### Material provided
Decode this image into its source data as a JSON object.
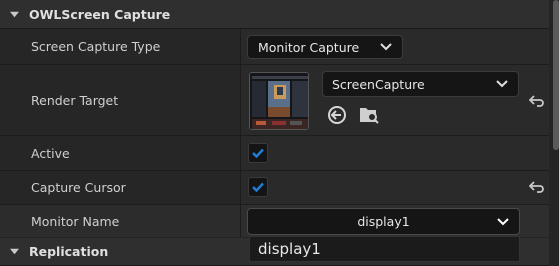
{
  "sections": {
    "owl": {
      "title": "OWLScreen Capture"
    },
    "replication": {
      "title": "Replication"
    }
  },
  "properties": {
    "screen_capture_type": {
      "label": "Screen Capture Type",
      "value": "Monitor Capture"
    },
    "render_target": {
      "label": "Render Target",
      "value": "ScreenCapture"
    },
    "active": {
      "label": "Active",
      "checked": true
    },
    "capture_cursor": {
      "label": "Capture Cursor",
      "checked": true
    },
    "monitor_name": {
      "label": "Monitor Name",
      "value": "display1"
    }
  },
  "monitor_dropdown_options": [
    "display1"
  ],
  "icons": {
    "collapse": "triangle-down-icon",
    "chevron": "chevron-down-icon",
    "reset": "reset-arrow-icon",
    "use_selected": "arrow-left-circle-icon",
    "browse": "folder-search-icon",
    "checkmark": "checkmark-icon"
  },
  "colors": {
    "accent": "#1f7fd8",
    "panel": "#242424",
    "header": "#2f2f2f"
  }
}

### What to produce
Your copy should hold every record word for word and none of the pictures.

### Final result
Decode this image into its source data as a JSON object.
{
  "sections": {
    "owl": {
      "title": "OWLScreen Capture"
    },
    "replication": {
      "title": "Replication"
    }
  },
  "properties": {
    "screen_capture_type": {
      "label": "Screen Capture Type",
      "value": "Monitor Capture"
    },
    "render_target": {
      "label": "Render Target",
      "value": "ScreenCapture"
    },
    "active": {
      "label": "Active",
      "checked": true
    },
    "capture_cursor": {
      "label": "Capture Cursor",
      "checked": true
    },
    "monitor_name": {
      "label": "Monitor Name",
      "value": "display1"
    }
  },
  "monitor_dropdown_options": [
    "display1"
  ],
  "icons": {
    "collapse": "triangle-down-icon",
    "chevron": "chevron-down-icon",
    "reset": "reset-arrow-icon",
    "use_selected": "arrow-left-circle-icon",
    "browse": "folder-search-icon",
    "checkmark": "checkmark-icon"
  },
  "colors": {
    "accent": "#1f7fd8",
    "panel": "#242424",
    "header": "#2f2f2f"
  }
}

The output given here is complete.